**Record set:**
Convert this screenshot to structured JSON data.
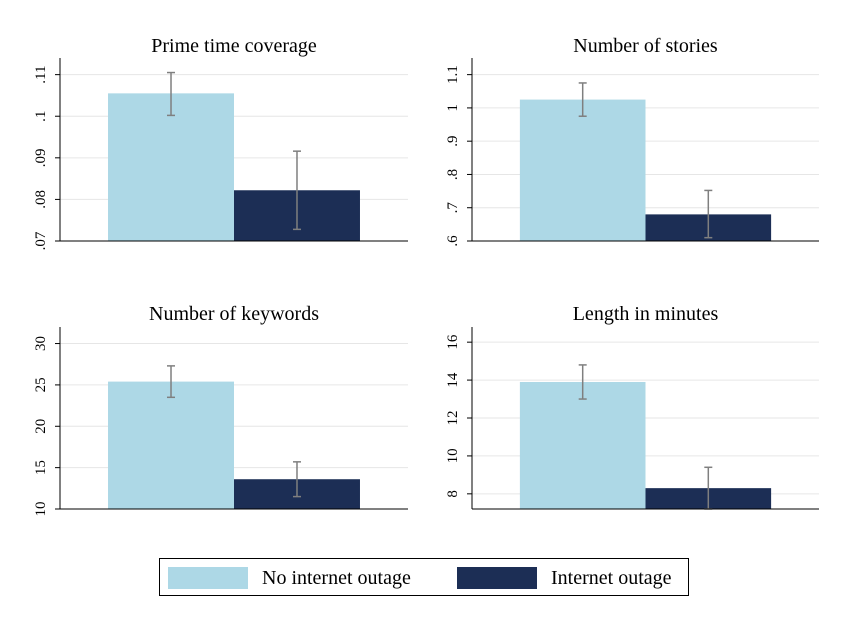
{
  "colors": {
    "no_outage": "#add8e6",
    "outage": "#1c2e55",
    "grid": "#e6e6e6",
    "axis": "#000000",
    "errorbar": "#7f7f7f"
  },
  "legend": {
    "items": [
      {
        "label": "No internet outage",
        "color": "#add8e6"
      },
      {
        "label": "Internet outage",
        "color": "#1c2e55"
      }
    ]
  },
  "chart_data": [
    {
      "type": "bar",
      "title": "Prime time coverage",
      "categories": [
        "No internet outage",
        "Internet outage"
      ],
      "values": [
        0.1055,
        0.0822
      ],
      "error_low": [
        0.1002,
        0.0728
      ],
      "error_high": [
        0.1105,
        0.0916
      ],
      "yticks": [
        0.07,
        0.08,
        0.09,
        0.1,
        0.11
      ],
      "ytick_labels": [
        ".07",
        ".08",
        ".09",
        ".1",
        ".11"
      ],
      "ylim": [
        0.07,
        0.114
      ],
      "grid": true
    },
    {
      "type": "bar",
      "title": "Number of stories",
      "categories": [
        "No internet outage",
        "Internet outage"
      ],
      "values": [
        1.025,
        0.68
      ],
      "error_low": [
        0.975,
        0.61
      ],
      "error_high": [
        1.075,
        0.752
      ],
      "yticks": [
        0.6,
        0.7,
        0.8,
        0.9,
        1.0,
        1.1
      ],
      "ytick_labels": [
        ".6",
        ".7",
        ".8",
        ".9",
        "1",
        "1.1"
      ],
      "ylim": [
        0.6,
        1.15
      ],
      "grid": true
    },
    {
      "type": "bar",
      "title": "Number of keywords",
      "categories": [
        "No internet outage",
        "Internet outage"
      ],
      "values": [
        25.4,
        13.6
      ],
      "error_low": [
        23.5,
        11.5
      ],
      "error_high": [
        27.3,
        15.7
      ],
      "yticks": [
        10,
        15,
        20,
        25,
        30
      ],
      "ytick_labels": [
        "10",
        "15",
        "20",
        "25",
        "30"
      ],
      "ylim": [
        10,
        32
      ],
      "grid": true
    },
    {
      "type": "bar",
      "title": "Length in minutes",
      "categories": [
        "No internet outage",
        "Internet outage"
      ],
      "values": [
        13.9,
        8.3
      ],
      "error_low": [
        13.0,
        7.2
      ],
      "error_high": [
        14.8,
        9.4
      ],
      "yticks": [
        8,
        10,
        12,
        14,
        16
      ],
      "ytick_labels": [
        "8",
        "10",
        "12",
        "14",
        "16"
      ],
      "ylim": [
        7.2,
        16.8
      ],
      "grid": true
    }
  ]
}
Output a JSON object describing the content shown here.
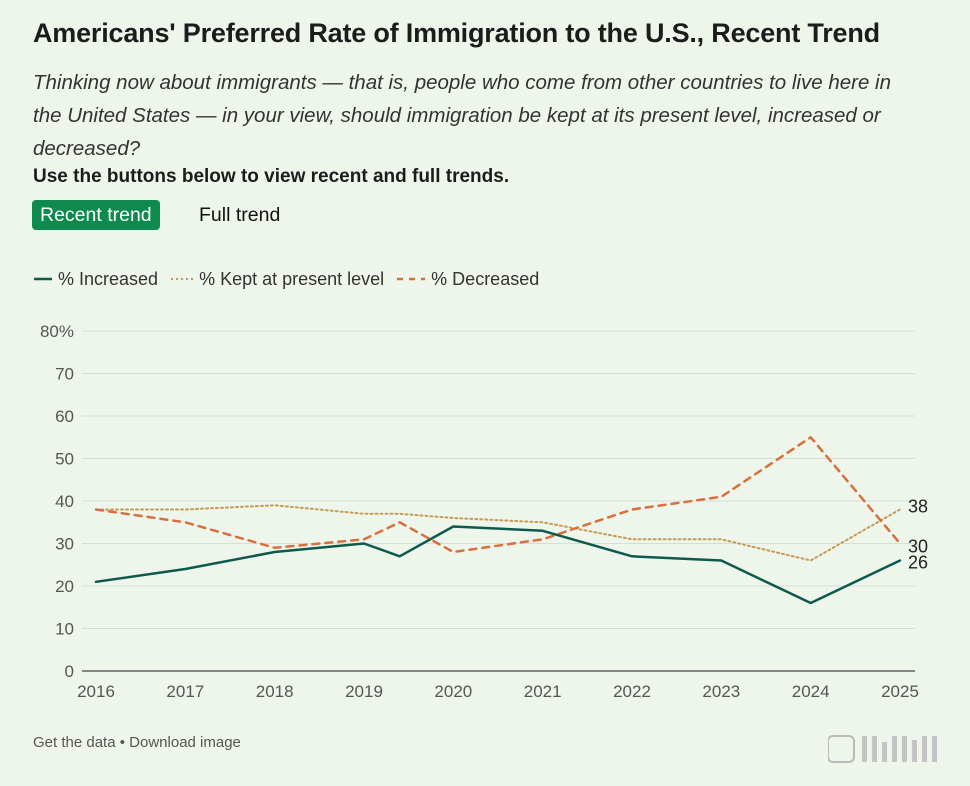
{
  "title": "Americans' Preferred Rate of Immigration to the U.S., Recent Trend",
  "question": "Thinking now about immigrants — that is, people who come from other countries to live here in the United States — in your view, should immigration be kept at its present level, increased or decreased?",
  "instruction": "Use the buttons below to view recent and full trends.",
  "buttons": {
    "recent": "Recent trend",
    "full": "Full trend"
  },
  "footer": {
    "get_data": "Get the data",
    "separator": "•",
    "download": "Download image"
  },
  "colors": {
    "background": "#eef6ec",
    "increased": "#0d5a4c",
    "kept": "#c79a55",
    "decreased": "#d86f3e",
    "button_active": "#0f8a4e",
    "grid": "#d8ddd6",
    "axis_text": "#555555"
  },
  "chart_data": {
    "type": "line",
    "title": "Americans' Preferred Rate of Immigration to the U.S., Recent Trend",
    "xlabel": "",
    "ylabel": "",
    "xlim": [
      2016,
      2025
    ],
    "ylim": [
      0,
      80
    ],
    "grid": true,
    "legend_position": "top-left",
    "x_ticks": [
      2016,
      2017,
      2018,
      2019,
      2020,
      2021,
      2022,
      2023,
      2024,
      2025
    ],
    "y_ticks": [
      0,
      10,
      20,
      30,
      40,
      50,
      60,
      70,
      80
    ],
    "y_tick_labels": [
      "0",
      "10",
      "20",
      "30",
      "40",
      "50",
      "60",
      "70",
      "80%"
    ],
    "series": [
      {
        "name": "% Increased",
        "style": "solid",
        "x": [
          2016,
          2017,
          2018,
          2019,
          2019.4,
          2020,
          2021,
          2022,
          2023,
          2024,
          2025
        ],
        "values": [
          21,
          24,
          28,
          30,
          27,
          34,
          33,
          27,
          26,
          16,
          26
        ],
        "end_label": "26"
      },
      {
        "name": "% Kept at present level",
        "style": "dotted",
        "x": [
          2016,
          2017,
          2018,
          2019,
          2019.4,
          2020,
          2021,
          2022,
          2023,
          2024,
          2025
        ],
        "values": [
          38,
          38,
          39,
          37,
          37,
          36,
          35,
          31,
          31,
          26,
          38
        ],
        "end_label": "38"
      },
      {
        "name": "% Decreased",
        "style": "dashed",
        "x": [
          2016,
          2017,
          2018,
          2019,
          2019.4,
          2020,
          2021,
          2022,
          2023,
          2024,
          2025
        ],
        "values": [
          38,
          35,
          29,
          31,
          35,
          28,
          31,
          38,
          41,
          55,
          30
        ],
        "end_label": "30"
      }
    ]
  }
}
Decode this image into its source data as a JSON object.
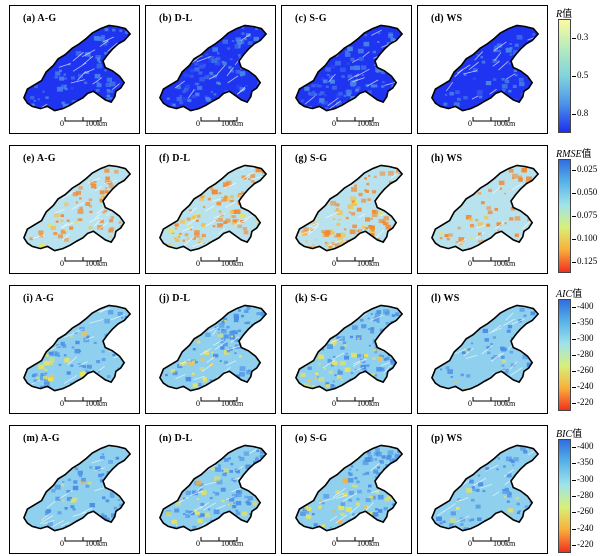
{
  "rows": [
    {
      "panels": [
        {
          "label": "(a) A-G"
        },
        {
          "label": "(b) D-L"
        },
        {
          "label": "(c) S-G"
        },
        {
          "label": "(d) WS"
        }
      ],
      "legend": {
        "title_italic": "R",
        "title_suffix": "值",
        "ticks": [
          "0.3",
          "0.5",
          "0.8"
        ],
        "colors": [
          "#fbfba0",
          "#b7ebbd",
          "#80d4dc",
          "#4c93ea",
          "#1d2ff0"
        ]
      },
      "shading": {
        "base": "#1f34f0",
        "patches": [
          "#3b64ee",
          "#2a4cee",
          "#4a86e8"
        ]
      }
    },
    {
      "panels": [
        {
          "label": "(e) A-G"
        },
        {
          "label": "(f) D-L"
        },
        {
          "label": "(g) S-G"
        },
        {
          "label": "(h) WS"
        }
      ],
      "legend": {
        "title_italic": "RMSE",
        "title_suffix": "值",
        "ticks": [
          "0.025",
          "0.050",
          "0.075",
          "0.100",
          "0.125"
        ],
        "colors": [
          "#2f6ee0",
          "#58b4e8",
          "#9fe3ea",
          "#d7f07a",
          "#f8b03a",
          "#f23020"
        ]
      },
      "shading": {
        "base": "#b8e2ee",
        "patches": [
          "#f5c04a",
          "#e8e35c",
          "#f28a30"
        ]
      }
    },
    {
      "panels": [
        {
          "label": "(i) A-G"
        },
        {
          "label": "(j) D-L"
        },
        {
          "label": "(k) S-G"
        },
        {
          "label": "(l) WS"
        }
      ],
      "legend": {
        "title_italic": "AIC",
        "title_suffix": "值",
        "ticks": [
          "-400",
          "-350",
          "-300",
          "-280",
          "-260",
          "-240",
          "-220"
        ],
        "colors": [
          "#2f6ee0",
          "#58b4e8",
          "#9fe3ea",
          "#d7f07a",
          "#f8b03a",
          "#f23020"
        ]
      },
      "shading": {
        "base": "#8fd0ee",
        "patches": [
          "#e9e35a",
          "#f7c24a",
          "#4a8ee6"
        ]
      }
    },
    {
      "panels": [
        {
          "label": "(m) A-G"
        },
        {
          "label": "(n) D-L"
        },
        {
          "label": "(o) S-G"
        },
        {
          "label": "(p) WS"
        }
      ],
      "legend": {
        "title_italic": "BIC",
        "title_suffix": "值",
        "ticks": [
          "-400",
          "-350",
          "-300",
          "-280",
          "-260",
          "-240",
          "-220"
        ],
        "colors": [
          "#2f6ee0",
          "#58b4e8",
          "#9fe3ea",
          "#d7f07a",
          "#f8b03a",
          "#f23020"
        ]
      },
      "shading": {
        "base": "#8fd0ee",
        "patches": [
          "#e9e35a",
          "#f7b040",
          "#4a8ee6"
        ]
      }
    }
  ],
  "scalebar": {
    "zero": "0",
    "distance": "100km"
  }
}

**What you are asked to do:** Extract all lines containing the word "this".

**Task answer:**
Convert this screenshot to structured JSON data.
Decode this image into its source data as a JSON object.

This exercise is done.